Einsatz von grünem Ammoniak zur Reduzierung der CO2-Emissionen in der Glasindustrie in Deutschland (NH3-Glas)

Steckbrief
Blick in die Glasschmelzwanne; © Pilkington
Ausgangssituation

Die Glasindustrie gehört zu den energieintensiven Industrien und nutzt bislang überwiegend fossile Brennstoffe wie Erdgas zum Schmelzen von Glas. Zur Erreichung der Klimaziele besteht ein hoher Bedarf an CO2-freien Alternativen. Gleichzeitig wird grüner Wasserstoff nicht überall in ausreichendem Maße verfügbar sein, insbesondere an Standorten ohne Anschluss an das H2-Kernnetz.

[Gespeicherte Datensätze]
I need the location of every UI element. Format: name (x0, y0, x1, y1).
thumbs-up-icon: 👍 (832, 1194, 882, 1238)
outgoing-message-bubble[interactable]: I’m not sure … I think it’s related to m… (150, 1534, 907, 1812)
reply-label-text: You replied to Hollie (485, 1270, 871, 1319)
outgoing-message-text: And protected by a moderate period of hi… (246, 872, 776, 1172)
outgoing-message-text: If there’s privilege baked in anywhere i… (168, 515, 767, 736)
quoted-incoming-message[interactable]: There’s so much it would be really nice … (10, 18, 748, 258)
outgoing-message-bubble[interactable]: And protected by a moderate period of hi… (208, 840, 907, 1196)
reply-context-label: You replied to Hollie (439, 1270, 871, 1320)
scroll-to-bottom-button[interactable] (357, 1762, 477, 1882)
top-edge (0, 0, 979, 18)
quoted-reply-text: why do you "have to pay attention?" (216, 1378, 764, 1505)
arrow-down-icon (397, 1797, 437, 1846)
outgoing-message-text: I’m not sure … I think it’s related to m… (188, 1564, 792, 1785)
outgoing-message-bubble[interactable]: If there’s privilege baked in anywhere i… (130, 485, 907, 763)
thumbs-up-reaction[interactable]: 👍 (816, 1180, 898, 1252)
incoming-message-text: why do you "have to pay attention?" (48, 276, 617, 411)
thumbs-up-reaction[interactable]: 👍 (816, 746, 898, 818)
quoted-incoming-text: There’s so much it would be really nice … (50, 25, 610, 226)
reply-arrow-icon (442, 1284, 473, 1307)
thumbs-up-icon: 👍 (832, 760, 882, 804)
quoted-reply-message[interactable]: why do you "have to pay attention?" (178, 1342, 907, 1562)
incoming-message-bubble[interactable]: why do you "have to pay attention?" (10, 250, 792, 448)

[Auftrag 1]
Entscheide für jede Aussage, ob sie mit dem Text über grünes Ammoniak in der Glasindustrie übereinstimmt, und belege dein Ja oder Nein mit einem wörtlichen Zitat.
(a) Die Glasindustrie schmilzt Glas bisher vor allem mit fossilen Brennstoffen.
(b) Grüner Wasserstoff wird überall in ausreichender Menge zur Verfügung stehen.
(c) Die Glasindustrie zählt zu den Industrien mit geringem Energiebedarf.
[Auftrag 2]
Beantworte diese Fragen zum Text über grünes Ammoniak in der Glasindustrie:
(a) Welche Kurzbezeichnung steht in Klammern in der Überschrift?
(b) Wer wird beim Bild der Glasschmelzwanne als Rechteinhaber genannt?
(c) An welchen Standorten ist grüner Wasserstoff laut Text besonders schwer verfügbar?
[Auftrag 3] Führe den Text über grünes Ammoniak in der Glasindustrie im Anschluss an seinen letzten Satz weiter.

[Antwort 1]
(a) Ja: „nutzt bislang überwiegend fossile Brennstoffe wie Erdgas zum Schmelzen von Glas“
(b) Nein: „Gleichzeitig wird grüner Wasserstoff nicht überall in ausreichendem Maße verfügbar sein“
(c) Nein: „Die Glasindustrie gehört zu den energieintensiven Industrien“

[Antwort 2]
(a) NH3-Glas
(b) Pilkington
(c) An Standorten ohne Anschluss an das H2-Kernnetz

[Antwort 3]
Ammoniak bietet hier aufgrund seiner guten Speicher- und Transporteigenschaften eine vielversprechende Option. Allerdings fehlen bislang grundlegende Erkenntnisse zur Nutzung als Brennstoff unter den spezifischen Bedingungen der Glasherstellung sowie zu möglichen Auswirkungen auf Prozesse, Emissionen und Materialeigenschaften.

Projektziele
  • Untersuchung von Ammoniak als CO₂-freier Brennstoff in der Glasschmelzwanne
  • Analyse des Verbrennungsverhaltens und der Wärmeübertragung unter semi-industriellen

Bedingungen

  • Bewertung und Reduktion von NOx-Emissionen
  • Untersuchung der Auswirkungen auf Glasqualität und Feuerfestmaterial
  • Übertragung der Ergebnisse mittels CFD auf reale Anlagen
  • Bewertung von CO₂-Einsparpotenzialen inkl. gesamter Prozesskette
  • Berücksichtigung wirtschaftlicher Aspekte
  • Ableitung von Handlungsempfehlungen für industrielle Anwendungen
     
Förderung

Fördermittelgeber: BMFTR
Projektlaufzeit: 2,5 Jahre (4/2026 – 9/2028)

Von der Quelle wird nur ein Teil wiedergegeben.